- Goal -
Read the entries below and pull out each line with the string "Output".

- Source records -
────────────────────
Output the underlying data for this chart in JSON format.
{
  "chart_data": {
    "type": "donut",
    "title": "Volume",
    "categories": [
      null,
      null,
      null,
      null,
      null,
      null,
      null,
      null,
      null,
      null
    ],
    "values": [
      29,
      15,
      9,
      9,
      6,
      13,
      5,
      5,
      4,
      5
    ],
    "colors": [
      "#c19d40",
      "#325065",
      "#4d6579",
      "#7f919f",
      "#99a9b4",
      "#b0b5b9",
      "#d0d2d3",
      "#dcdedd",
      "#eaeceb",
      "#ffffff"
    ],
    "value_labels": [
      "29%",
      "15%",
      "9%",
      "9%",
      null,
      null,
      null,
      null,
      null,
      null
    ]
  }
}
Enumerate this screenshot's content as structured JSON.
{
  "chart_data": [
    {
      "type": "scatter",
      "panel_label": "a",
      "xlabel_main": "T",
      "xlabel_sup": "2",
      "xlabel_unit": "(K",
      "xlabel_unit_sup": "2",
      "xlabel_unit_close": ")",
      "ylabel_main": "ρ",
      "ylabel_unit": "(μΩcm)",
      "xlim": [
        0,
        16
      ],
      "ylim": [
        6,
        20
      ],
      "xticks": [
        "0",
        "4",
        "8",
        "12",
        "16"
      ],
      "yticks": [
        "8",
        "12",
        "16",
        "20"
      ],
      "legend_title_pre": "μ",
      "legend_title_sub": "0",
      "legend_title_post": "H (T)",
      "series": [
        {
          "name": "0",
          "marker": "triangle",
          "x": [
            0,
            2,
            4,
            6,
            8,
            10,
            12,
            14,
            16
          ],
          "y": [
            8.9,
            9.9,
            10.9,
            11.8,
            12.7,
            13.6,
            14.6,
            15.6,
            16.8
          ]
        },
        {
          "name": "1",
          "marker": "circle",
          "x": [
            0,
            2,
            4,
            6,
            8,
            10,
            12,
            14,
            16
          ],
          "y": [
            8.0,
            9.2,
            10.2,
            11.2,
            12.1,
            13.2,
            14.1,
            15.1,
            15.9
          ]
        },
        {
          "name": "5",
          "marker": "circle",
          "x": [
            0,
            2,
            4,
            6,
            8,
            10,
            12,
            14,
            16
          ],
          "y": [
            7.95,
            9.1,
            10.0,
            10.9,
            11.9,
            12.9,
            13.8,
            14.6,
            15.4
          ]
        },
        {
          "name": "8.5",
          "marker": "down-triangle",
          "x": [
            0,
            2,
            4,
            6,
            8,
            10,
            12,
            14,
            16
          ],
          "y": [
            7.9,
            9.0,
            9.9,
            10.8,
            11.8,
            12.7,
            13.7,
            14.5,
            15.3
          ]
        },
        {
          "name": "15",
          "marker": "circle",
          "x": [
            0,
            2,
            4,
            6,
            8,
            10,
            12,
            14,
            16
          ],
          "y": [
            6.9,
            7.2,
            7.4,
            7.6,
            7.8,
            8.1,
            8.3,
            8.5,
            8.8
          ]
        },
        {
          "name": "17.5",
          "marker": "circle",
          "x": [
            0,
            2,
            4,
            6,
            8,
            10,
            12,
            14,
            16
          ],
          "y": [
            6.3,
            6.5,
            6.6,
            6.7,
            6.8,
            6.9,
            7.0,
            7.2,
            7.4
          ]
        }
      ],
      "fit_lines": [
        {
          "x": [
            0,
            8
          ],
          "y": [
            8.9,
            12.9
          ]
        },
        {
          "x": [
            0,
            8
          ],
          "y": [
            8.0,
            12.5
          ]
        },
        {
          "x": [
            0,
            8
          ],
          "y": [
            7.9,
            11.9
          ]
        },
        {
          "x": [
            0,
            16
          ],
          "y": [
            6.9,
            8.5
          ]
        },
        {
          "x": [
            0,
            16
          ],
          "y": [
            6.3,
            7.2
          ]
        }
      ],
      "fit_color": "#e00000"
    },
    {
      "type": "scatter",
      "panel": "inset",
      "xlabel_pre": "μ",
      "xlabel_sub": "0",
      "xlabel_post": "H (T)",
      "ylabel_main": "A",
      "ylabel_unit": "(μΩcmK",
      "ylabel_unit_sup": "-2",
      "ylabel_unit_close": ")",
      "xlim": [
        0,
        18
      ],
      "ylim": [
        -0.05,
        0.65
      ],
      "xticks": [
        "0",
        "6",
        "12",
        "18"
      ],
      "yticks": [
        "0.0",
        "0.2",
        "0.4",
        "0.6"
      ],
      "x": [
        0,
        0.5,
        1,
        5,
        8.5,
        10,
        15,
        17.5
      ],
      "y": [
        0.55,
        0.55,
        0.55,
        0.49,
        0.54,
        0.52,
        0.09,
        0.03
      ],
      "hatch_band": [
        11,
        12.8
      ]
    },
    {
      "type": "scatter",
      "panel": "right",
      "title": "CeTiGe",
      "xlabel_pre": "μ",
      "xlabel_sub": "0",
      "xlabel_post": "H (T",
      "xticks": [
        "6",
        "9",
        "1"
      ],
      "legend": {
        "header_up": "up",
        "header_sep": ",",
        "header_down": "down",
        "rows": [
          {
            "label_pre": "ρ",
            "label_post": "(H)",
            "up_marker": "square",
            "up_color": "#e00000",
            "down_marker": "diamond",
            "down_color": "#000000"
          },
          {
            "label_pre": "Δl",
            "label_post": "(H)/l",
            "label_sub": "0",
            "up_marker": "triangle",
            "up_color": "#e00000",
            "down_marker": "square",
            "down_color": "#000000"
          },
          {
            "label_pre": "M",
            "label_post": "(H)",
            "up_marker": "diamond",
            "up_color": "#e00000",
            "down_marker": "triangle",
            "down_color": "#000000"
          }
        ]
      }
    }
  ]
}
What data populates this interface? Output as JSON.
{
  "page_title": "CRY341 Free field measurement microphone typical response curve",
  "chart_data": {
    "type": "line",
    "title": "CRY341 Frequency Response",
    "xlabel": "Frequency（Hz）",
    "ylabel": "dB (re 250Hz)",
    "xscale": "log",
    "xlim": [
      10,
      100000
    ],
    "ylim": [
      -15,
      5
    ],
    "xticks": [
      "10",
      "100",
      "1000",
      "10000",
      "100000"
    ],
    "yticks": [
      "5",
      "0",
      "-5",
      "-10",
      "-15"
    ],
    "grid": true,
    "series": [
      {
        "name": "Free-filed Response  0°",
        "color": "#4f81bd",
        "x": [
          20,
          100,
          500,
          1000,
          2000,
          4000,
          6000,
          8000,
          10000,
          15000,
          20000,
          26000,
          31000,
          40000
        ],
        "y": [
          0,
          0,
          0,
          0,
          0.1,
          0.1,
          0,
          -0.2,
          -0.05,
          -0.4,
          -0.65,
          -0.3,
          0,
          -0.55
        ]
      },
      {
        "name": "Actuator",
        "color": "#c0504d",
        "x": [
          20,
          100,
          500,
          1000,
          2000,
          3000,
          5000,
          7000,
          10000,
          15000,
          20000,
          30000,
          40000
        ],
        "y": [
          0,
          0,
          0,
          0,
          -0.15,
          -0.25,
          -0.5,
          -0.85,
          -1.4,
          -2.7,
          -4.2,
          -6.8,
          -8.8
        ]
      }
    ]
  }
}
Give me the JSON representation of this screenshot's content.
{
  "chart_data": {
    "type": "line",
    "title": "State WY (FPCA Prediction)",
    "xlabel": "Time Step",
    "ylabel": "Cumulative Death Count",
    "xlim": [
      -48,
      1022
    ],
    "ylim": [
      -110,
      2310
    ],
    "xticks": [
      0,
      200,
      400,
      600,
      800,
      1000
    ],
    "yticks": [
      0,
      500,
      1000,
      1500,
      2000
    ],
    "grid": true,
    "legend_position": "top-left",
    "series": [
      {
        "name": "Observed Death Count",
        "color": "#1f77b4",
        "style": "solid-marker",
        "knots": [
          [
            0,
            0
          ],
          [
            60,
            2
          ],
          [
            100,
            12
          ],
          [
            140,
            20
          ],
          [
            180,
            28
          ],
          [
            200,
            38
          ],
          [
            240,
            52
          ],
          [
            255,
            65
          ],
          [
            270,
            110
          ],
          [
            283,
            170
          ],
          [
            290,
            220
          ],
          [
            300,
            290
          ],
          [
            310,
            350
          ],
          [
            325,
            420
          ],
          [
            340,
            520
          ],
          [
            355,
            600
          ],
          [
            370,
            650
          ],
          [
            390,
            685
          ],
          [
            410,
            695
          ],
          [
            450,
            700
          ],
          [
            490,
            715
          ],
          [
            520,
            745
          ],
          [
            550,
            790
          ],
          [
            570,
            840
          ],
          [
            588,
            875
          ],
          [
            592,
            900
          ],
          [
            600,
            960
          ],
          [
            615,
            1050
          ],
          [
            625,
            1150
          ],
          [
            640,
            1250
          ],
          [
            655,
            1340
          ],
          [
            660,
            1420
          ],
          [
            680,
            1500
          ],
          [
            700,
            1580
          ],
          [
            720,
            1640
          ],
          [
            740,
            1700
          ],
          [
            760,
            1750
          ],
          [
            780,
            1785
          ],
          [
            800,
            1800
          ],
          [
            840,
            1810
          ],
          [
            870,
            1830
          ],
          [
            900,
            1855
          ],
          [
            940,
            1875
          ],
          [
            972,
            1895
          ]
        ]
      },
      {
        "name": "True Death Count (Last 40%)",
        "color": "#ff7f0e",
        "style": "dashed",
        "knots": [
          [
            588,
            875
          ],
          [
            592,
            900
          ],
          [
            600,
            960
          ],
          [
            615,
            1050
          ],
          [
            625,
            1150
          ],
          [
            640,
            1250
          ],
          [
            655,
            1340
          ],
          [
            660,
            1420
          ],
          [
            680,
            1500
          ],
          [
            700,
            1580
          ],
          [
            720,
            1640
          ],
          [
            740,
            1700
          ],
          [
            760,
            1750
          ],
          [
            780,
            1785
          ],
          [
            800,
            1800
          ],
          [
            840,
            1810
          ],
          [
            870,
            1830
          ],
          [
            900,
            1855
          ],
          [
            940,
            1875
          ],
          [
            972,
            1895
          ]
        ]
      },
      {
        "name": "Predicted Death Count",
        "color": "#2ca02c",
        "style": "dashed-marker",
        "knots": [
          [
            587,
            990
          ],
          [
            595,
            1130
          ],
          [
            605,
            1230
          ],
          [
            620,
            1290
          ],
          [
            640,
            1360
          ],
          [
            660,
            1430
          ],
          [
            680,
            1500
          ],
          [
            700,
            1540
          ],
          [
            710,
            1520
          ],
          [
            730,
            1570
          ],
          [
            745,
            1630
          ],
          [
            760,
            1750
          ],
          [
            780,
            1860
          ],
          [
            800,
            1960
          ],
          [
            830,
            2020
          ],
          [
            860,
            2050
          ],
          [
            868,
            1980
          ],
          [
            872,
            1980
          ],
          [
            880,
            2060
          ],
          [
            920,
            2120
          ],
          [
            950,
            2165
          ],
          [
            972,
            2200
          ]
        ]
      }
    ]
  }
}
────────────────────
- Result for this task -
Output the underlying data for this chart in JSON format.
What data populates this interface? Output as JSON.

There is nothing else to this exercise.